[Stored data]
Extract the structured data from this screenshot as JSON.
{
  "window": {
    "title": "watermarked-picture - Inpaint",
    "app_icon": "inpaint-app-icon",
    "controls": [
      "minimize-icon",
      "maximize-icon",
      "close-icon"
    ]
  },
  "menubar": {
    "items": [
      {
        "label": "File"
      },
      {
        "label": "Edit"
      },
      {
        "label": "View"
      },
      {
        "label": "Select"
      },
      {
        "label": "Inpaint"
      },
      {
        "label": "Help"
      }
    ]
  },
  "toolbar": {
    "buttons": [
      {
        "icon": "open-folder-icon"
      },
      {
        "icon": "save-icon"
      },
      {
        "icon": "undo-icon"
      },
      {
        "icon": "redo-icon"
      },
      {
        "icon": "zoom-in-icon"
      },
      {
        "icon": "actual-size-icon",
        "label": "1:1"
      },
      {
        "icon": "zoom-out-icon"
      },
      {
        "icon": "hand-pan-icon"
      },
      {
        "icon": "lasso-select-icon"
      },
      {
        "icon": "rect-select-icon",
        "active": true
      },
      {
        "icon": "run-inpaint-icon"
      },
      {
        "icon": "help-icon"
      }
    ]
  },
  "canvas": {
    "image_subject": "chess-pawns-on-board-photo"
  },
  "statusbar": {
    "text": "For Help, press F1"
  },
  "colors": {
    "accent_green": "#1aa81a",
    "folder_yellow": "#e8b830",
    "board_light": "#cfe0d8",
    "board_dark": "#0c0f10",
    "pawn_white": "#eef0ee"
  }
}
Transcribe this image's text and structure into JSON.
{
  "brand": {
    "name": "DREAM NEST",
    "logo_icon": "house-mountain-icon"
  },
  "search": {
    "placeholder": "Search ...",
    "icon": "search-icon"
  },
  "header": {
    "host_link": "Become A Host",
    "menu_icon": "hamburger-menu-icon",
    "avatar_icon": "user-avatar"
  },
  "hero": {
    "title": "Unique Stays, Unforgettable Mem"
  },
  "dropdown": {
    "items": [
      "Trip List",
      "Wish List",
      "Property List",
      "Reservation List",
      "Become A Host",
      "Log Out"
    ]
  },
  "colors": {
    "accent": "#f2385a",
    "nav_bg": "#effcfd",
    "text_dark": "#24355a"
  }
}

• [WORK REQUIRED] Copy every line of the listing that includes the string "Become".

• [RESULT]
    "host_link": "Become A Host",
      "Become A Host",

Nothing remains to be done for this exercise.